Exercise goal: Write out each line of the listing as it stands, without the images.

Records shown:
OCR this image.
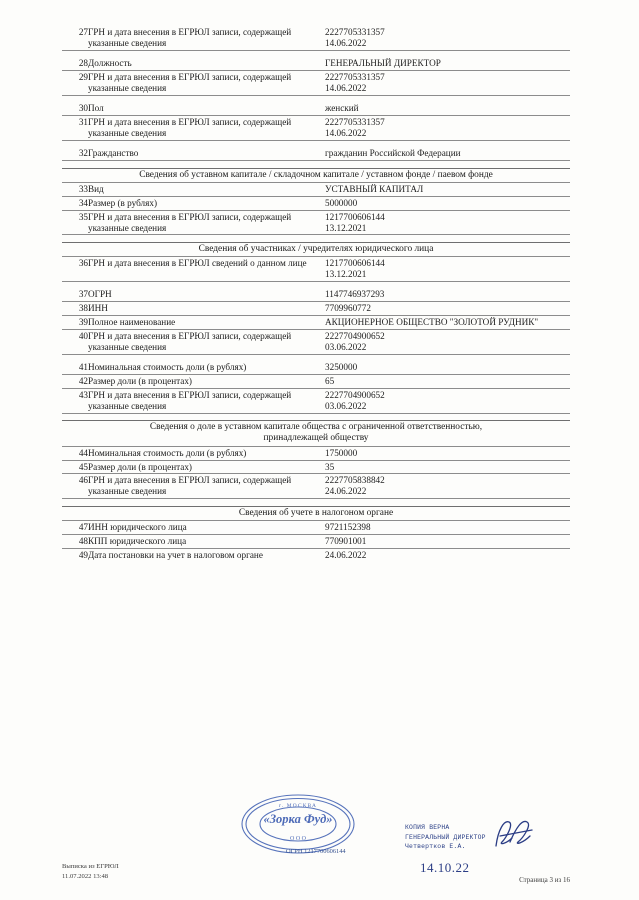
27	ГРН и дата внесения в ЕГРЮЛ записи, содержащей указанные сведения	2227705331357
14.06.2022

28	Должность	ГЕНЕРАЛЬНЫЙ ДИРЕКТОР

29	ГРН и дата внесения в ЕГРЮЛ записи, содержащей указанные сведения	2227705331357
14.06.2022

30	Пол	женский

31	ГРН и дата внесения в ЕГРЮЛ записи, содержащей указанные сведения	2227705331357
14.06.2022

32	Гражданство	гражданин Российской Федерации

Сведения об уставном капитале / складочном капитале / уставном фонде / паевом фонде		
33	Вид	УСТАВНЫЙ КАПИТАЛ

34	Размер (в рублях)	5000000

35	ГРН и дата внесения в ЕГРЮЛ записи, содержащей указанные сведения	1217700606144
13.12.2021

Сведения об участниках / учредителях юридического лица		
36	ГРН и дата внесения в ЕГРЮЛ сведений о данном лице	1217700606144
13.12.2021

37	ОГРН	1147746937293

38	ИНН	7709960772

39	Полное наименование	АКЦИОНЕРНОЕ ОБЩЕСТВО "ЗОЛОТОЙ РУДНИК"
40	ГРН и дата внесения в ЕГРЮЛ записи, содержащей указанные сведения	2227704900652
03.06.2022

41	Номинальная стоимость доли (в рублях)	3250000
42	Размер доли (в процентах)	65
43	ГРН и дата внесения в ЕГРЮЛ записи, содержащей указанные сведения	2227704900652
03.06.2022

Сведения о доле в уставном капитале общества с ограниченной ответственностью,
принадлежащей обществу		
44	Номинальная стоимость доли (в рублях)	1750000
45	Размер доли (в процентах)	35
46	ГРН и дата внесения в ЕГРЮЛ записи, содержащей указанные сведения	2227705838842
24.06.2022

Сведения об учете в налогоном органе		
47	ИНН юридического лица	9721152398
48	КПП юридического лица	770901001
49	Дата постановки на учет в налоговом органе	24.06.2022
«Зорка Фуд»
О О О
г. МОСКВА
ОГРН 1217700606144
КОПИЯ ВЕРНА
ГЕНЕРАЛЬНЫЙ ДИРЕКТОР
Четвертков Е.А.
14.10.22
Выписка из ЕГРЮЛ
11.07.2022 13:48	Страница 3 из 16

Reply:
OCR this image.
27	ГРН и дата внесения в ЕГРЮЛ записи, содержащей указанные сведения	2227705331357
14.06.2022

28	Должность	ГЕНЕРАЛЬНЫЙ ДИРЕКТОР

29	ГРН и дата внесения в ЕГРЮЛ записи, содержащей указанные сведения	2227705331357
14.06.2022

30	Пол	женский

31	ГРН и дата внесения в ЕГРЮЛ записи, содержащей указанные сведения	2227705331357
14.06.2022

32	Гражданство	гражданин Российской Федерации

Сведения об уставном капитале / складочном капитале / уставном фонде / паевом фонде		
33	Вид	УСТАВНЫЙ КАПИТАЛ

34	Размер (в рублях)	5000000

35	ГРН и дата внесения в ЕГРЮЛ записи, содержащей указанные сведения	1217700606144
13.12.2021

Сведения об участниках / учредителях юридического лица		
36	ГРН и дата внесения в ЕГРЮЛ сведений о данном лице	1217700606144
13.12.2021

37	ОГРН	1147746937293

38	ИНН	7709960772

39	Полное наименование	АКЦИОНЕРНОЕ ОБЩЕСТВО "ЗОЛОТОЙ РУДНИК"
40	ГРН и дата внесения в ЕГРЮЛ записи, содержащей указанные сведения	2227704900652
03.06.2022

41	Номинальная стоимость доли (в рублях)	3250000
42	Размер доли (в процентах)	65
43	ГРН и дата внесения в ЕГРЮЛ записи, содержащей указанные сведения	2227704900652
03.06.2022

Сведения о доле в уставном капитале общества с ограниченной ответственностью,
принадлежащей обществу		
44	Номинальная стоимость доли (в рублях)	1750000
45	Размер доли (в процентах)	35
46	ГРН и дата внесения в ЕГРЮЛ записи, содержащей указанные сведения	2227705838842
24.06.2022

Сведения об учете в налогоном органе		
47	ИНН юридического лица	9721152398
48	КПП юридического лица	770901001
49	Дата постановки на учет в налоговом органе	24.06.2022
«Зорка Фуд»
О О О
г. МОСКВА
ОГРН 1217700606144
КОПИЯ ВЕРНА
ГЕНЕРАЛЬНЫЙ ДИРЕКТОР
Четвертков Е.А.
14.10.22
Выписка из ЕГРЮЛ
11.07.2022 13:48	Страница 3 из 16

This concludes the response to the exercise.